__Instructions for the task__. Each line below that contains "document" should be counted; give the total alone.

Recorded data

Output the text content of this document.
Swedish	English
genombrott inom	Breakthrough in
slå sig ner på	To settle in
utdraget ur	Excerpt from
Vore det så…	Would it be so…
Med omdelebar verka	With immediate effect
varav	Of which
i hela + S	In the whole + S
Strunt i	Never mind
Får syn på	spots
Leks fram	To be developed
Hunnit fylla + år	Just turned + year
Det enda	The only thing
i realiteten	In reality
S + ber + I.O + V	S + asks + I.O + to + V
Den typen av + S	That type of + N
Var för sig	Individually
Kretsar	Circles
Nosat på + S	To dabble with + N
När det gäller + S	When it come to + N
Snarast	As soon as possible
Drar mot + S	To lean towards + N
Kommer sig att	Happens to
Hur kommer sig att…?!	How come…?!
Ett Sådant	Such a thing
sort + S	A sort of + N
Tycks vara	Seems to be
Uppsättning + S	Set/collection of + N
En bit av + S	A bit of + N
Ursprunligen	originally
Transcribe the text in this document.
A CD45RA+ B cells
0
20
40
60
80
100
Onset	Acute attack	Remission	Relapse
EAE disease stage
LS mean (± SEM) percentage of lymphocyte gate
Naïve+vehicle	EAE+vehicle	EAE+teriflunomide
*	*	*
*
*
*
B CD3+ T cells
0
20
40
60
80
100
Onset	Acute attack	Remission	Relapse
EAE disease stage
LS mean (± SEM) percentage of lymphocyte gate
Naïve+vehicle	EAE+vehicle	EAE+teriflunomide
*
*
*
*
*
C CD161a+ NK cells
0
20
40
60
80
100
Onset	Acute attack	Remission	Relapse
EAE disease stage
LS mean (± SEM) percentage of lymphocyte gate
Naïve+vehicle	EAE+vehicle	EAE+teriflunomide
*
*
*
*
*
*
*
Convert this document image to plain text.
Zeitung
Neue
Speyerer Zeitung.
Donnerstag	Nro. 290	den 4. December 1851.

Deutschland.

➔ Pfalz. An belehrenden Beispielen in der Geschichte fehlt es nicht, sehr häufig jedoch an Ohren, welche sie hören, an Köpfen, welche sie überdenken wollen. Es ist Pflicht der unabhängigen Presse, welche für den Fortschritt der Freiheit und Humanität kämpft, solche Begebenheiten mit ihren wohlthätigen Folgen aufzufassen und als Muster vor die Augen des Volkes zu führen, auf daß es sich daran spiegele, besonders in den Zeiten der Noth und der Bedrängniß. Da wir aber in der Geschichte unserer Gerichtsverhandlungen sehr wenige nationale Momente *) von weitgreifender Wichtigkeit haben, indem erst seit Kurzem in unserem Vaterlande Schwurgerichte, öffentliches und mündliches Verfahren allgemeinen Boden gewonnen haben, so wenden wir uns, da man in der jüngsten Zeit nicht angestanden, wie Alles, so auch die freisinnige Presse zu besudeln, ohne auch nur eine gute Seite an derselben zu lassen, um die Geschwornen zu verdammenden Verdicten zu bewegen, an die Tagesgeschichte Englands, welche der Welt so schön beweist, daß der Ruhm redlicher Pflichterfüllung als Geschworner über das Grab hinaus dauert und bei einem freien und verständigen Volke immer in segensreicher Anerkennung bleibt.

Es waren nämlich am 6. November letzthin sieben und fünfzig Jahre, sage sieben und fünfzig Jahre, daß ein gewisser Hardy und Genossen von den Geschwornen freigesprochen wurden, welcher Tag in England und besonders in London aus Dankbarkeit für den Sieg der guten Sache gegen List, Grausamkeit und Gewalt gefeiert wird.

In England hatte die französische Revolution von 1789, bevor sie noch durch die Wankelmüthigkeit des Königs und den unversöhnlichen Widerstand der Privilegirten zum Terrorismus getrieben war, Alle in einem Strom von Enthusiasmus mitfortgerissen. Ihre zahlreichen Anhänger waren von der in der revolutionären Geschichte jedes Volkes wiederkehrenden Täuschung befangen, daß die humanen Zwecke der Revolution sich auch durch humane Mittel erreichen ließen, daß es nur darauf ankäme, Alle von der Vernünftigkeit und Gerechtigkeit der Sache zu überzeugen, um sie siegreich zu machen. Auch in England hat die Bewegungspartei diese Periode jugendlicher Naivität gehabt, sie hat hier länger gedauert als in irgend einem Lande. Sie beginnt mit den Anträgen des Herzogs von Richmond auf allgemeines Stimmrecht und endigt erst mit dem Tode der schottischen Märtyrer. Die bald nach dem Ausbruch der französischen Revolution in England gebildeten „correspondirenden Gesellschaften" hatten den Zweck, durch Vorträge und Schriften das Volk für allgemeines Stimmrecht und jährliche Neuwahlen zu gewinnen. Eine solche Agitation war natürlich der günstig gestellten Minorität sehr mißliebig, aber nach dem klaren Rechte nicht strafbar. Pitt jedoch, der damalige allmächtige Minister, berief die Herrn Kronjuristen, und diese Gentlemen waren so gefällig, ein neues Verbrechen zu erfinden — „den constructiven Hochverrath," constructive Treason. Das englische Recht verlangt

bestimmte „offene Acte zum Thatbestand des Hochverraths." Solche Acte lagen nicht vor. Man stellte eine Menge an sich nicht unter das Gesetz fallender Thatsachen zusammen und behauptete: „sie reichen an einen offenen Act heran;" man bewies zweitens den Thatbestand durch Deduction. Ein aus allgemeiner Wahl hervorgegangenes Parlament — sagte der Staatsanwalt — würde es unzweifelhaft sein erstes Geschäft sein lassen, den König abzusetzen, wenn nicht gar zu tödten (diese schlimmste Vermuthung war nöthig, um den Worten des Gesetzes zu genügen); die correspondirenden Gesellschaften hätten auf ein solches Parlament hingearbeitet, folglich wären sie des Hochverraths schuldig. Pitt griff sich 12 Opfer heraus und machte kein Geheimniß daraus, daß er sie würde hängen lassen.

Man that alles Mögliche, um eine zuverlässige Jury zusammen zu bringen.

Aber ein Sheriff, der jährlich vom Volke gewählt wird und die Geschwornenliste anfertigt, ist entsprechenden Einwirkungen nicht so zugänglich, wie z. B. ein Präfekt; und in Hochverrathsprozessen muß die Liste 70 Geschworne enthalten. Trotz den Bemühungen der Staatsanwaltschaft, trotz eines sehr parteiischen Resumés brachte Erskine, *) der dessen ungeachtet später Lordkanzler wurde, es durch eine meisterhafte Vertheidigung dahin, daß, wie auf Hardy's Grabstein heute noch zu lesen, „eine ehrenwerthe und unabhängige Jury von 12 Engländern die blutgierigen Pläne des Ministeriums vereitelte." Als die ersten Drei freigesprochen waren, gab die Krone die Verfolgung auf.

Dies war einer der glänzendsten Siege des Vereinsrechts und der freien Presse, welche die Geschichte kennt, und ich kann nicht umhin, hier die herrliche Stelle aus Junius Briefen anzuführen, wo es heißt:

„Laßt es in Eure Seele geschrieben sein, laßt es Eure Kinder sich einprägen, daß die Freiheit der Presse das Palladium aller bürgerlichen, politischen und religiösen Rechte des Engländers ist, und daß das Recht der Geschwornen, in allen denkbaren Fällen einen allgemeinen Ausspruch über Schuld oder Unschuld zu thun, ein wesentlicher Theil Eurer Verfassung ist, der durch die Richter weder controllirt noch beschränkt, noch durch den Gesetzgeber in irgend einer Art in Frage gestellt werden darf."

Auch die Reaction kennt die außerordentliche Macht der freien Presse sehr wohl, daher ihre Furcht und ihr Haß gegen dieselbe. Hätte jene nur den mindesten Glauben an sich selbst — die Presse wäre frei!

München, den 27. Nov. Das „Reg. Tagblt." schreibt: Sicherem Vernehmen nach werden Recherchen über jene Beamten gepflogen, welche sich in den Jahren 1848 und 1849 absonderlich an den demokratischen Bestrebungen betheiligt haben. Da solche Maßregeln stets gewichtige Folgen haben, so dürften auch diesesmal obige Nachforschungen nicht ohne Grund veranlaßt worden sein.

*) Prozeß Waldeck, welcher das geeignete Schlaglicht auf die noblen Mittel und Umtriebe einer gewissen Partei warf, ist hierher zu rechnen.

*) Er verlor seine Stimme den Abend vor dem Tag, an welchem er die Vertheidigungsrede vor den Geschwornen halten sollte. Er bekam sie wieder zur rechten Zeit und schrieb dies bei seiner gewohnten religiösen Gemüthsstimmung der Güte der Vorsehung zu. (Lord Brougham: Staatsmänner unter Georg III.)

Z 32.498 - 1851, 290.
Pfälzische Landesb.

__Completed exercise__. 3